__WHAT YOU HAVE TO DO__. Give only the number of lines that hold the word "услуг".
--- begin ---
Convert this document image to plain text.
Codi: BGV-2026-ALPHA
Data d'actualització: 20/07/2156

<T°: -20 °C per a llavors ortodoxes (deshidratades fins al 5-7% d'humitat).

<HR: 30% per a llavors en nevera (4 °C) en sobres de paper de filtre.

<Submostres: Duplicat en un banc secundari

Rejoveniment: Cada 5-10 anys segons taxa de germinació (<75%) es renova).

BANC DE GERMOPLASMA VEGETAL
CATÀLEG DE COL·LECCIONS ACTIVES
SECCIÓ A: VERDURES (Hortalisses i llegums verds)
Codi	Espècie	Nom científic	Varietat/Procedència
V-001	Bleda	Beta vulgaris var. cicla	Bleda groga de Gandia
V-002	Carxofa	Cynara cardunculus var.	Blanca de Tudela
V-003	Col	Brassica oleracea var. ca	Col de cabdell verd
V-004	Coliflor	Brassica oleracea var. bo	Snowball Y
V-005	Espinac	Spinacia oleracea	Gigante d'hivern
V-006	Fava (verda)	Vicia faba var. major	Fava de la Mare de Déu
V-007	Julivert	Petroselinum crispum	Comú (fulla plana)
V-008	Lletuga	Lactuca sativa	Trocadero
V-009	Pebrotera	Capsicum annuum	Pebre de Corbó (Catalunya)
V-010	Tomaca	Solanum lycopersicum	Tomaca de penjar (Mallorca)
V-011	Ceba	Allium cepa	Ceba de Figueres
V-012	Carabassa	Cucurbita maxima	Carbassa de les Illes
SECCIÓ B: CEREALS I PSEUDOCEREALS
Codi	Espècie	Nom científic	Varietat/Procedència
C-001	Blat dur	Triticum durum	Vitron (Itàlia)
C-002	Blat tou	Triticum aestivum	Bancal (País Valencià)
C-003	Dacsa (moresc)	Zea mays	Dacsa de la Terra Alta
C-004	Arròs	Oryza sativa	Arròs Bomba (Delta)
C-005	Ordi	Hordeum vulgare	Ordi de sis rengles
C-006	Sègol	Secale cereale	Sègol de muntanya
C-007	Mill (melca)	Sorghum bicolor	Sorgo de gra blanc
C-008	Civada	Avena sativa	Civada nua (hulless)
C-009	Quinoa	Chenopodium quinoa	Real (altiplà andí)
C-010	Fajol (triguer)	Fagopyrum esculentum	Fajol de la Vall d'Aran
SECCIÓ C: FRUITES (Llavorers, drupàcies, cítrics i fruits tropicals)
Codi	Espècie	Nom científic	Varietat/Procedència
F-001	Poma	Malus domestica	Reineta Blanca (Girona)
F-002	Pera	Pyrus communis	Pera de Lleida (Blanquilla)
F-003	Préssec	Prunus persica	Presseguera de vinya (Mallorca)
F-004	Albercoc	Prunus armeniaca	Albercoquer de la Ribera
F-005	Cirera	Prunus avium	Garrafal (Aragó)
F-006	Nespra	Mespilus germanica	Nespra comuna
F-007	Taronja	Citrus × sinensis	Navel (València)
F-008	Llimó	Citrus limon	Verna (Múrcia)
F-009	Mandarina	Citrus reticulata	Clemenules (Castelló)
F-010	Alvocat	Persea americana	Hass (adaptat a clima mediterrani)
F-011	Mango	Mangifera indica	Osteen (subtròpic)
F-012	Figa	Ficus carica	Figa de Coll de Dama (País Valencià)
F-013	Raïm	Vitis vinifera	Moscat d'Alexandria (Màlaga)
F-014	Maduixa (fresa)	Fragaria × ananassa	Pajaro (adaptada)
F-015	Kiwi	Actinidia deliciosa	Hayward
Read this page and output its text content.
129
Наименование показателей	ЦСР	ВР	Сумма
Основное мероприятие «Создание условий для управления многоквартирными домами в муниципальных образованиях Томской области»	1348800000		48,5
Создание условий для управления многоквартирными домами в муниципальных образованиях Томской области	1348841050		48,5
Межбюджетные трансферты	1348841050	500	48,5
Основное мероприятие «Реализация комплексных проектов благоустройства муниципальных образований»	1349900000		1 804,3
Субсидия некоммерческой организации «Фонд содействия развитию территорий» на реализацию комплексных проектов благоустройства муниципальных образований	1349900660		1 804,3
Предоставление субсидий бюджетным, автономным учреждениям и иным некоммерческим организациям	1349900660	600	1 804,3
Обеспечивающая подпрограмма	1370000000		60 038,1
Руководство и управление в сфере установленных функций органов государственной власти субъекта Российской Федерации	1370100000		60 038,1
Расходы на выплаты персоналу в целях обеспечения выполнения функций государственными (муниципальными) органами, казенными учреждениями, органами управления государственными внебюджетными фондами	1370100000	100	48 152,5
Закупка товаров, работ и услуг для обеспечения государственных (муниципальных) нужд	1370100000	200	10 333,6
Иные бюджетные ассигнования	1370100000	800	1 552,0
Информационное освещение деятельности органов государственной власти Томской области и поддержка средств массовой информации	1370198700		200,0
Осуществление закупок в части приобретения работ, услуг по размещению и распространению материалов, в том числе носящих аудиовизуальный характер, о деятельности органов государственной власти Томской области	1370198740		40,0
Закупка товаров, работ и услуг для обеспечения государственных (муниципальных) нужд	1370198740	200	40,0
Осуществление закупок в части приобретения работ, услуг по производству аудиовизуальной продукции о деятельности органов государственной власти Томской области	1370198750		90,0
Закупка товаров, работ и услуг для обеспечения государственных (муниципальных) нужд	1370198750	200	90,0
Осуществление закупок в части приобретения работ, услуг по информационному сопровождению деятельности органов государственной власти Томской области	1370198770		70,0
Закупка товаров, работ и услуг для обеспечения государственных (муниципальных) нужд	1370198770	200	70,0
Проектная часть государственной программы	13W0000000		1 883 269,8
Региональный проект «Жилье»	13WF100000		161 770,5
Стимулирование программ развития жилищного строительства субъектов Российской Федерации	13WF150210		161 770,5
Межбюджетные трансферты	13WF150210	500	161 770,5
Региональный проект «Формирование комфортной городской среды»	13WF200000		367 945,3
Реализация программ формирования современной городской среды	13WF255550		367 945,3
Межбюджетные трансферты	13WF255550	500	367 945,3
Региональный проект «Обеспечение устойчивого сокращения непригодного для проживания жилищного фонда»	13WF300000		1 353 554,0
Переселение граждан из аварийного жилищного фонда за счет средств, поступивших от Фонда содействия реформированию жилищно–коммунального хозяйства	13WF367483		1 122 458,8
--- end ---
__RESPONSE BELOW__. 7